**EXTRACTED ENTRIES**.
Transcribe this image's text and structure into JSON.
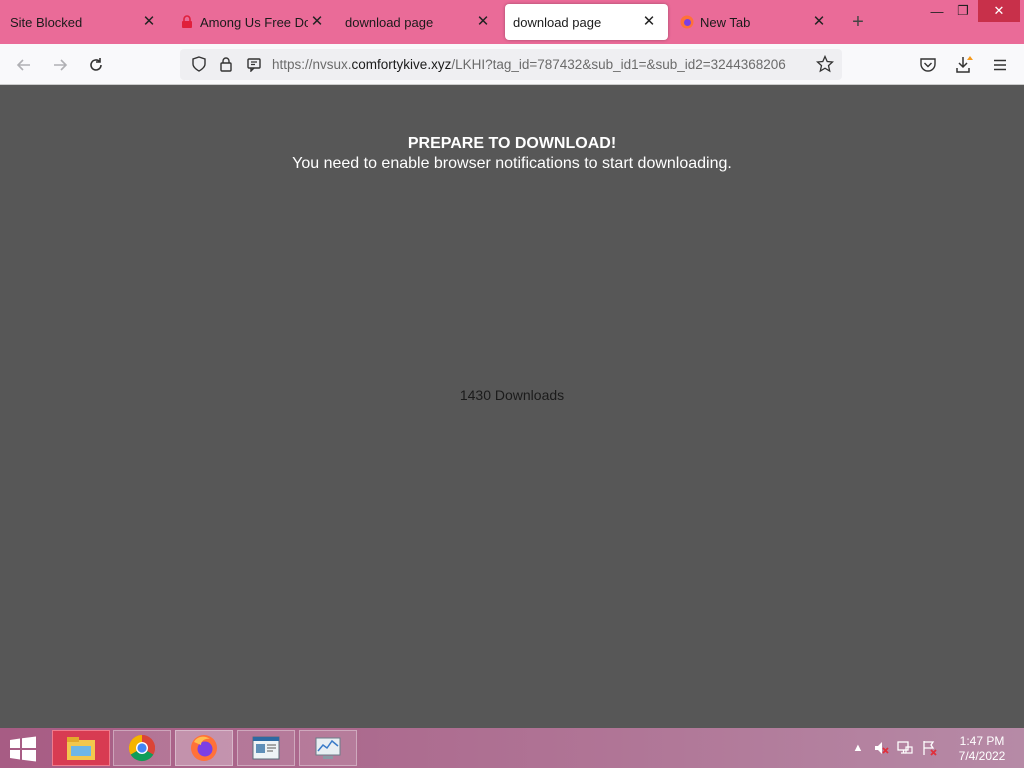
{
  "tabs": [
    {
      "label": "Site Blocked",
      "active": false
    },
    {
      "label": "Among Us Free Dow",
      "active": false
    },
    {
      "label": "download page",
      "active": false
    },
    {
      "label": "download page",
      "active": true
    },
    {
      "label": "New Tab",
      "active": false
    }
  ],
  "window_controls": {
    "minimize": "—",
    "restore": "❐",
    "close": "✕"
  },
  "url": {
    "scheme": "https://nvsux.",
    "host": "comfortykive.xyz",
    "path": "/LKHI?tag_id=787432&sub_id1=&sub_id2=3244368206"
  },
  "page": {
    "headline": "PREPARE TO DOWNLOAD!",
    "subline": "You need to enable browser notifications to start downloading.",
    "downloads": "1430 Downloads"
  },
  "clock": {
    "time": "1:47 PM",
    "date": "7/4/2022"
  },
  "colors": {
    "tabstrip": "#ea6b98",
    "content_bg": "#575757",
    "taskbar": "#a75c84"
  }
}
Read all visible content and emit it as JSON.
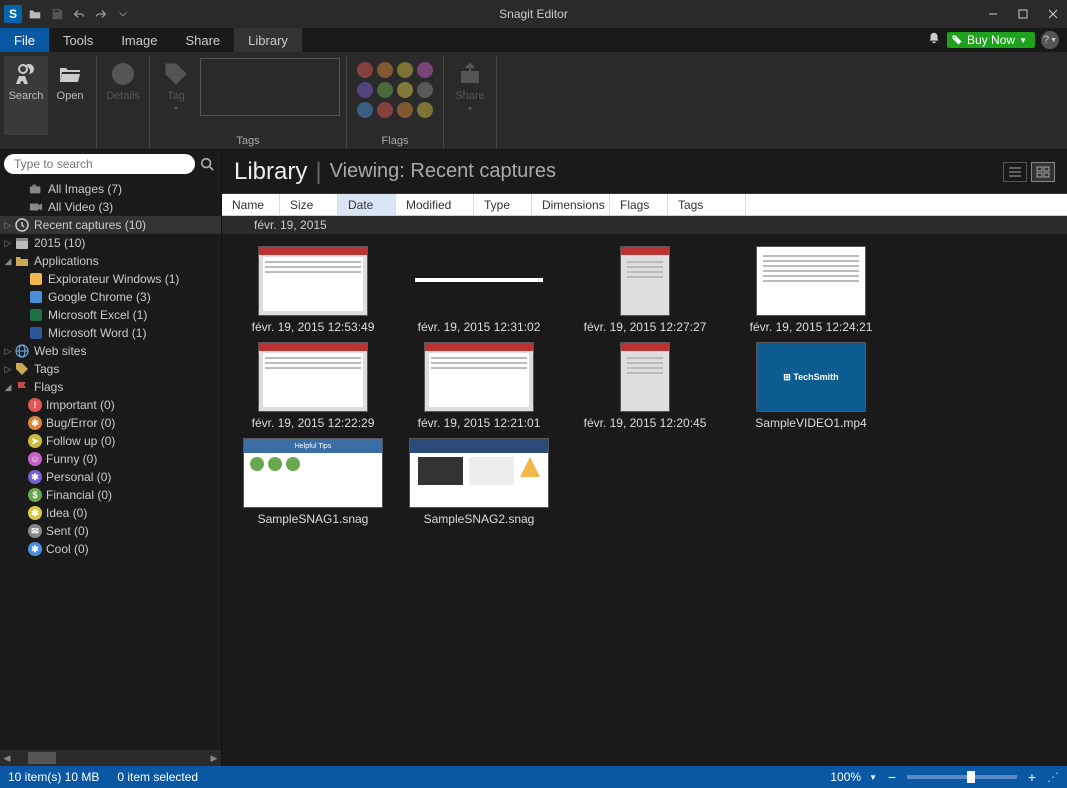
{
  "title": "Snagit Editor",
  "menu": {
    "file": "File",
    "tools": "Tools",
    "image": "Image",
    "share": "Share",
    "library": "Library",
    "buy_now": "Buy Now"
  },
  "ribbon": {
    "search": "Search",
    "open": "Open",
    "details": "Details",
    "tag": "Tag",
    "share": "Share",
    "tags_label": "Tags",
    "flags_label": "Flags"
  },
  "search_placeholder": "Type to search",
  "sidebar": {
    "all_images": "All Images (7)",
    "all_video": "All Video (3)",
    "recent": "Recent captures (10)",
    "y2015": "2015 (10)",
    "apps": "Applications",
    "explorer": "Explorateur Windows (1)",
    "chrome": "Google Chrome (3)",
    "excel": "Microsoft Excel (1)",
    "word": "Microsoft Word (1)",
    "websites": "Web sites",
    "tags": "Tags",
    "flags": "Flags",
    "flag_items": [
      {
        "label": "Important (0)",
        "color": "#e05555",
        "glyph": "!"
      },
      {
        "label": "Bug/Error (0)",
        "color": "#d9863a",
        "glyph": "✱"
      },
      {
        "label": "Follow up (0)",
        "color": "#cdbb3f",
        "glyph": "➤"
      },
      {
        "label": "Funny (0)",
        "color": "#c760c7",
        "glyph": "☺"
      },
      {
        "label": "Personal (0)",
        "color": "#7a5fcf",
        "glyph": "✱"
      },
      {
        "label": "Financial (0)",
        "color": "#6aa84f",
        "glyph": "$"
      },
      {
        "label": "Idea (0)",
        "color": "#d9c94a",
        "glyph": "✱"
      },
      {
        "label": "Sent (0)",
        "color": "#888888",
        "glyph": "✉"
      },
      {
        "label": "Cool (0)",
        "color": "#4a90d9",
        "glyph": "✱"
      }
    ]
  },
  "main": {
    "title": "Library",
    "viewing_label": "Viewing:",
    "viewing_value": "Recent captures",
    "columns": {
      "name": "Name",
      "size": "Size",
      "date": "Date",
      "modified": "Modified",
      "type": "Type",
      "dimensions": "Dimensions",
      "flags": "Flags",
      "tags": "Tags"
    },
    "group_date": "févr. 19, 2015",
    "items": [
      {
        "caption": "févr. 19, 2015 12:53:49",
        "kind": "web"
      },
      {
        "caption": "févr. 19, 2015 12:31:02",
        "kind": "blank"
      },
      {
        "caption": "févr. 19, 2015 12:27:27",
        "kind": "narrow"
      },
      {
        "caption": "févr. 19, 2015 12:24:21",
        "kind": "doc"
      },
      {
        "caption": "févr. 19, 2015 12:22:29",
        "kind": "web2"
      },
      {
        "caption": "févr. 19, 2015 12:21:01",
        "kind": "web2"
      },
      {
        "caption": "févr. 19, 2015 12:20:45",
        "kind": "narrow"
      },
      {
        "caption": "SampleVIDEO1.mp4",
        "kind": "video"
      },
      {
        "caption": "SampleSNAG1.snag",
        "kind": "snag1"
      },
      {
        "caption": "SampleSNAG2.snag",
        "kind": "snag2"
      }
    ]
  },
  "status": {
    "items": "10 item(s) 10 MB",
    "selected": "0 item selected",
    "zoom": "100%"
  },
  "colors": {
    "flags": [
      "#e05555",
      "#d9863a",
      "#cdbb3f",
      "#c760c7",
      "#7a5fcf",
      "#6aa84f",
      "#d9c94a",
      "#888888",
      "#4a90d9",
      "#e05555",
      "#d9863a",
      "#cdbb3f"
    ]
  }
}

**DIRECTIVE**. Search the data for the string "kind" and copy each line where it appears.

**RESULT**.
        "kind": "web"
        "kind": "blank"
        "kind": "narrow"
        "kind": "doc"
        "kind": "web2"
        "kind": "web2"
        "kind": "narrow"
        "kind": "video"
        "kind": "snag1"
        "kind": "snag2"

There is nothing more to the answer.